## WHAT THE EXERCISE ASKS
Filter the entries below, keeping every line that has the word "instrument".

++++++++++++++++++++

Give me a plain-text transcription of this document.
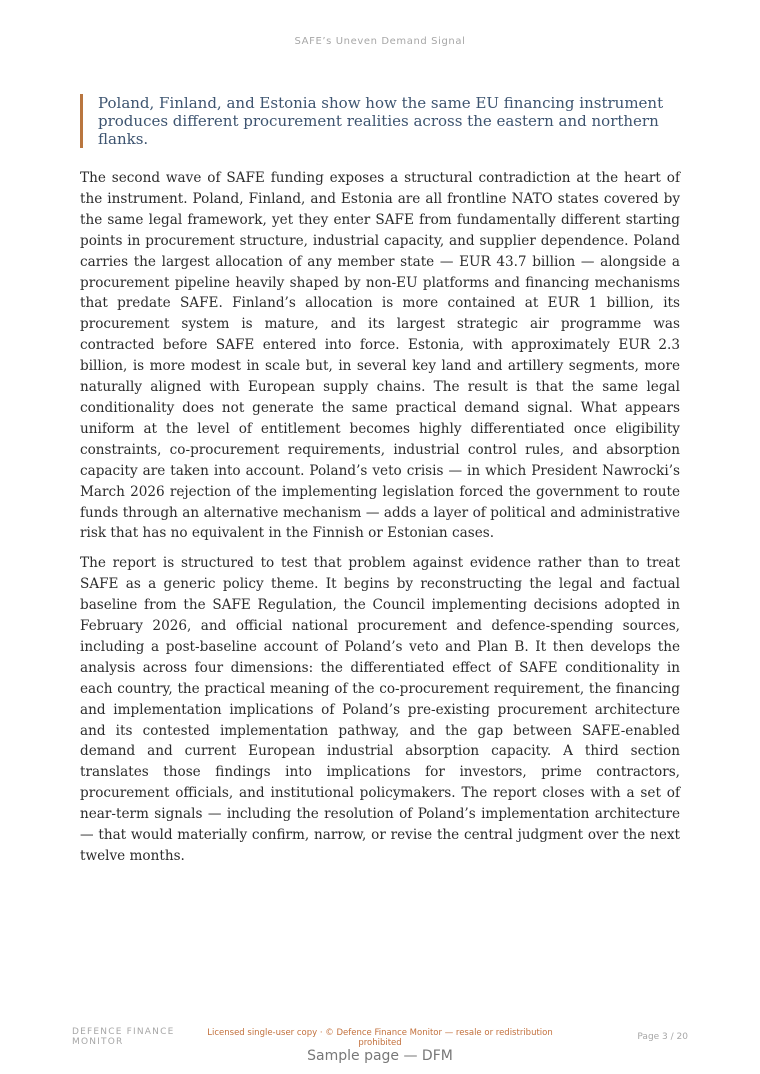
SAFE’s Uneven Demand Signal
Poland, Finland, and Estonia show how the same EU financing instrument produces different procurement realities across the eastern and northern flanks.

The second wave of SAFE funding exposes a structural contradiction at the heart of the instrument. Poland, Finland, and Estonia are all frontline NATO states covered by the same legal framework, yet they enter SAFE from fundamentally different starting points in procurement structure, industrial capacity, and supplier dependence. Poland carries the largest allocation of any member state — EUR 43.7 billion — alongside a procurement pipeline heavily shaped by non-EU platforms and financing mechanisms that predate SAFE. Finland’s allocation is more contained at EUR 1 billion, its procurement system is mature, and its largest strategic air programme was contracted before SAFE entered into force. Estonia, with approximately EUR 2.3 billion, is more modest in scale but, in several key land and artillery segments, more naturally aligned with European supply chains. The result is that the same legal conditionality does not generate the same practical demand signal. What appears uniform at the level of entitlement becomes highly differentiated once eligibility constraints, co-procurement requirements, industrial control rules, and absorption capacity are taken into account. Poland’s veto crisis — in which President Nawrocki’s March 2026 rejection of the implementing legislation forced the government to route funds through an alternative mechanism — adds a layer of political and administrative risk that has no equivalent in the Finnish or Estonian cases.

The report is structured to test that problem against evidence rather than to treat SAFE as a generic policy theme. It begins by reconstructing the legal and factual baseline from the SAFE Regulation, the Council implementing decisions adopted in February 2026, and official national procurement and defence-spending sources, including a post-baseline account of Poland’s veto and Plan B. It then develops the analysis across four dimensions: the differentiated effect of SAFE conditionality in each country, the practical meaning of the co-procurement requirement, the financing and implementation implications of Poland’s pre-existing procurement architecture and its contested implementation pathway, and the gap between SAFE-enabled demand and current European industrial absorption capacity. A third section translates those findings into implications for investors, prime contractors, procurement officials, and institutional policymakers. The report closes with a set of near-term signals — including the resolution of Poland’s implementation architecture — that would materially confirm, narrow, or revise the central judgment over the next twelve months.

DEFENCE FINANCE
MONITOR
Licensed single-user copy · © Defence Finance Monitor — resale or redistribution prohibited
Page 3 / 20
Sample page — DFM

++++++++++++++++++++

## SOLUTION TO THIS TASK
Poland, Finland, and Estonia show how the same EU financing instrument produces different procurement realities across the eastern and northern flanks.
The second wave of SAFE funding exposes a structural contradiction at the heart of the instrument. Poland, Finland, and Estonia are all frontline NATO states covered by the same legal framework, yet they enter SAFE from fundamentally different starting points in procurement structure, industrial capacity, and supplier dependence. Poland carries the largest allocation of any member state — EUR 43.7 billion — alongside a procurement pipeline heavily shaped by non-EU platforms and financing mechanisms that predate SAFE. Finland’s allocation is more contained at EUR 1 billion, its procurement system is mature, and its largest strategic air programme was contracted before SAFE entered into force. Estonia, with approximately EUR 2.3 billion, is more modest in scale but, in several key land and artillery segments, more naturally aligned with European supply chains. The result is that the same legal conditionality does not generate the same practical demand signal. What appears uniform at the level of entitlement becomes highly differentiated once eligibility constraints, co-procurement requirements, industrial control rules, and absorption capacity are taken into account. Poland’s veto crisis — in which President Nawrocki’s March 2026 rejection of the implementing legislation forced the government to route funds through an alternative mechanism — adds a layer of political and administrative risk that has no equivalent in the Finnish or Estonian cases.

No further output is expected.